## Problem to work on
State only the count of lines in the listing below that hold "在本合同签订之日起".

- - -

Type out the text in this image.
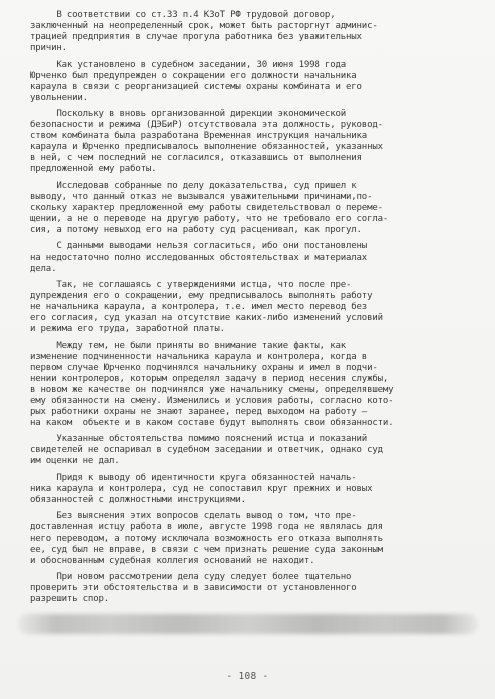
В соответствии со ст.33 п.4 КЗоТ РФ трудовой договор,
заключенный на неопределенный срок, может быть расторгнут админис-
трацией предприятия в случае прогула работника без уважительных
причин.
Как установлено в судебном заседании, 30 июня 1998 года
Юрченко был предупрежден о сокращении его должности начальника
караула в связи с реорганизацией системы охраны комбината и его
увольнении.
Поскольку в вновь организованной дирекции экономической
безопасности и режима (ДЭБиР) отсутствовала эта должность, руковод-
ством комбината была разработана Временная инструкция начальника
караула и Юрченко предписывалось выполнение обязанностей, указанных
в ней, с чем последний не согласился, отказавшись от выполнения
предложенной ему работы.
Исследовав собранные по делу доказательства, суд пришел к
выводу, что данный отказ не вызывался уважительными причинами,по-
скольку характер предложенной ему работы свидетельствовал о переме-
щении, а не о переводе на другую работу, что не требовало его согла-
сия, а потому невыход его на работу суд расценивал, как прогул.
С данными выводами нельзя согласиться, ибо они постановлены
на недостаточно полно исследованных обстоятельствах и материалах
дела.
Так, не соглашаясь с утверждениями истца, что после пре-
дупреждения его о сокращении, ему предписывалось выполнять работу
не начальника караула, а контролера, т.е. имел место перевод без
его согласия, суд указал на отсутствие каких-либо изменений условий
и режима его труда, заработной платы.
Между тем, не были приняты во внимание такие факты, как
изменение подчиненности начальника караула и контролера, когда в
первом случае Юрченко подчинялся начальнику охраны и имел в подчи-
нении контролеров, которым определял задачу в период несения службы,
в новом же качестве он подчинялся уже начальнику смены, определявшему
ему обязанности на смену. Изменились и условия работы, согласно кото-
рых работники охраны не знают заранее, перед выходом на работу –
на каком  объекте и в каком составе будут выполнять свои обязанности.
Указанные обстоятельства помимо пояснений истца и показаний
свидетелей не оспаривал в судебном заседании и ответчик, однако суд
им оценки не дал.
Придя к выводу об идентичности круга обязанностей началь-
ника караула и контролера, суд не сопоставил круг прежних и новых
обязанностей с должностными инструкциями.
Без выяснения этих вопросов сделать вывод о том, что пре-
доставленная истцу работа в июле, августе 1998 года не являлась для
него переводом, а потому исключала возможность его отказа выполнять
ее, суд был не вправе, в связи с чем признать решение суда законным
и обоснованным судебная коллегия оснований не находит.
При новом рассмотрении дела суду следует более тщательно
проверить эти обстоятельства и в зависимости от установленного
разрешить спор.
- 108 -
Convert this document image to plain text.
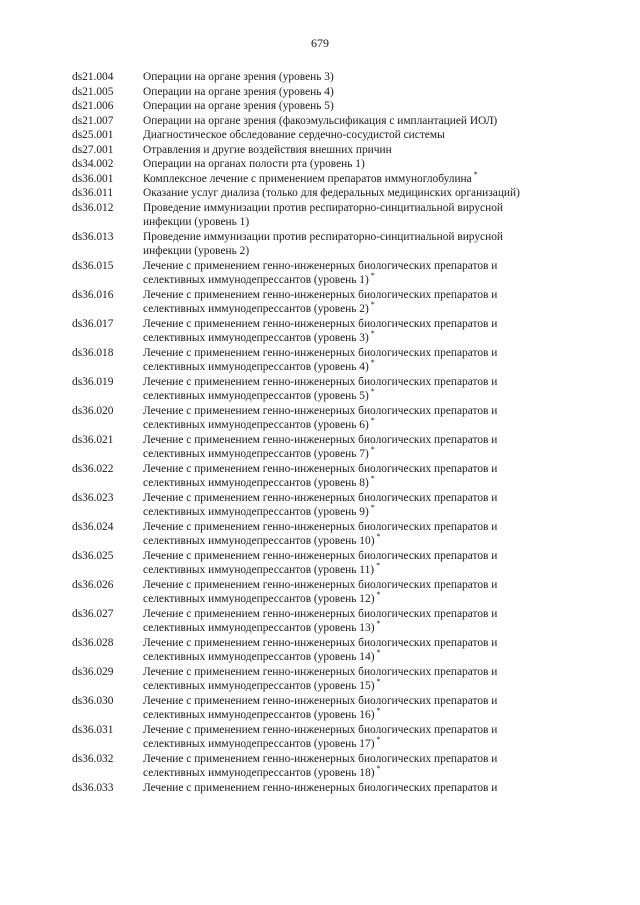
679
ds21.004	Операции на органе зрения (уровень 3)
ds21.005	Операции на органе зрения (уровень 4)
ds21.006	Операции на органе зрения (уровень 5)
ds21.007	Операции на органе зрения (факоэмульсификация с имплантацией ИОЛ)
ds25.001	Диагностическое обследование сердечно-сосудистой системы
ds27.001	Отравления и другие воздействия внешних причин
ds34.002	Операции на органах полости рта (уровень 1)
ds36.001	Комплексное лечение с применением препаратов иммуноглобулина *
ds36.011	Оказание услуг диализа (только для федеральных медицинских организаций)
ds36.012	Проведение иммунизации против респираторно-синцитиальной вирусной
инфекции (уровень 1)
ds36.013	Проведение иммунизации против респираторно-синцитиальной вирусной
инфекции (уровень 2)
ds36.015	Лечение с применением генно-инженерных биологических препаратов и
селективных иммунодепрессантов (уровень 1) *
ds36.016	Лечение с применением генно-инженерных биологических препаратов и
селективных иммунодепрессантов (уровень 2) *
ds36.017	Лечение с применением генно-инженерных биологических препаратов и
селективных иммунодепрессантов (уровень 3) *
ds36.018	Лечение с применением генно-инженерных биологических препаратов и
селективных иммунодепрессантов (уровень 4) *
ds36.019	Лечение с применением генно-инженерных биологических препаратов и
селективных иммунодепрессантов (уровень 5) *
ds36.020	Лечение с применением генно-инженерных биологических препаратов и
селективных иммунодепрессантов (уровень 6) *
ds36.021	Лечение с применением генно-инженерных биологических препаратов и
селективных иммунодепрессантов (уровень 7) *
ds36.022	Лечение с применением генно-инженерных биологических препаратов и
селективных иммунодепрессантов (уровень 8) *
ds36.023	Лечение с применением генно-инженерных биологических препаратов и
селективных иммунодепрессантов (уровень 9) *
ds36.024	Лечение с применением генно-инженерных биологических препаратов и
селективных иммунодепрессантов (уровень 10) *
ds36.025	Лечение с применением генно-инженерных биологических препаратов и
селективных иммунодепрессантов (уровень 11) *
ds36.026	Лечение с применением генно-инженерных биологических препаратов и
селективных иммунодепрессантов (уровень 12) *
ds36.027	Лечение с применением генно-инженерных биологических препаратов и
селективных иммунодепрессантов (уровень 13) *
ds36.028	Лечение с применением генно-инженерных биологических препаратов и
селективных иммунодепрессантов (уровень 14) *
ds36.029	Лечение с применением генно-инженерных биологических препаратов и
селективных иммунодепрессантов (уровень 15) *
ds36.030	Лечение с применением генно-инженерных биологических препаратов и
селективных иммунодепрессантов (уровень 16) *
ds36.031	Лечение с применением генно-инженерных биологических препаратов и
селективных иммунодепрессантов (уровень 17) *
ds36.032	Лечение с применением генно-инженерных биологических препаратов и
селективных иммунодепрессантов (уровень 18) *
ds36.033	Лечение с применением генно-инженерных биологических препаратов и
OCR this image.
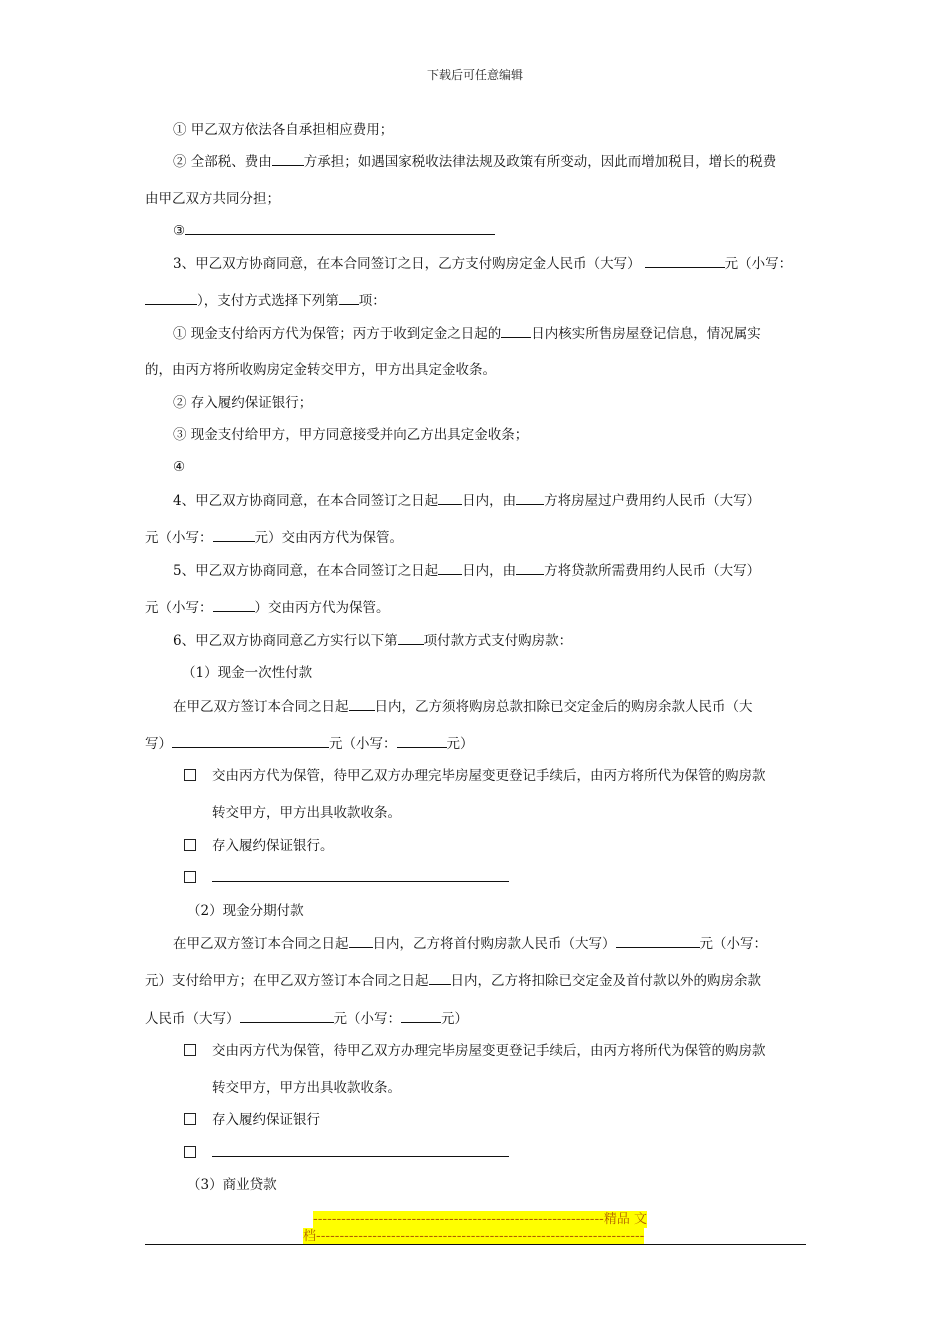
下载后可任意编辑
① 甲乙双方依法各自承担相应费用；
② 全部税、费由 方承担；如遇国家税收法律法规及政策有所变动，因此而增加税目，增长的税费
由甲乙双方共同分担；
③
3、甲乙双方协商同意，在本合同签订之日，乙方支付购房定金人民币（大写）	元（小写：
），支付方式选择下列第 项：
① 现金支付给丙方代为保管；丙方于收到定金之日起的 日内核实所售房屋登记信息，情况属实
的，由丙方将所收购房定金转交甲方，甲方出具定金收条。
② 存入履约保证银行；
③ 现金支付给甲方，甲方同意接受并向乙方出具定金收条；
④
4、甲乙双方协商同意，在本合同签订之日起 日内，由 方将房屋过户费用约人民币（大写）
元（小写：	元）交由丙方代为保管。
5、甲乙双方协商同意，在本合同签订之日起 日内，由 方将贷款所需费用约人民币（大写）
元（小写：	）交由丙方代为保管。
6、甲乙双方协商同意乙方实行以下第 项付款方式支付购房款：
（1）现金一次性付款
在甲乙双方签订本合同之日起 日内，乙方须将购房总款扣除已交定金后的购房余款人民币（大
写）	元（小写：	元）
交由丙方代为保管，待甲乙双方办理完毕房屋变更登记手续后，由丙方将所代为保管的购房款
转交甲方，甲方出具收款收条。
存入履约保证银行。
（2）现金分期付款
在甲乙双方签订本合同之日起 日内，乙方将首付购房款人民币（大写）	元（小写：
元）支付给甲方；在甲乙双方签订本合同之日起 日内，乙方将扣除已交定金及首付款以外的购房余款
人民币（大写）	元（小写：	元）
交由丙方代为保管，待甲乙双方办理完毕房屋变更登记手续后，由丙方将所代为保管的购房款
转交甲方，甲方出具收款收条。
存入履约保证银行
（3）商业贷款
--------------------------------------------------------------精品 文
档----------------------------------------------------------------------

- - -

## Result of the exercise
2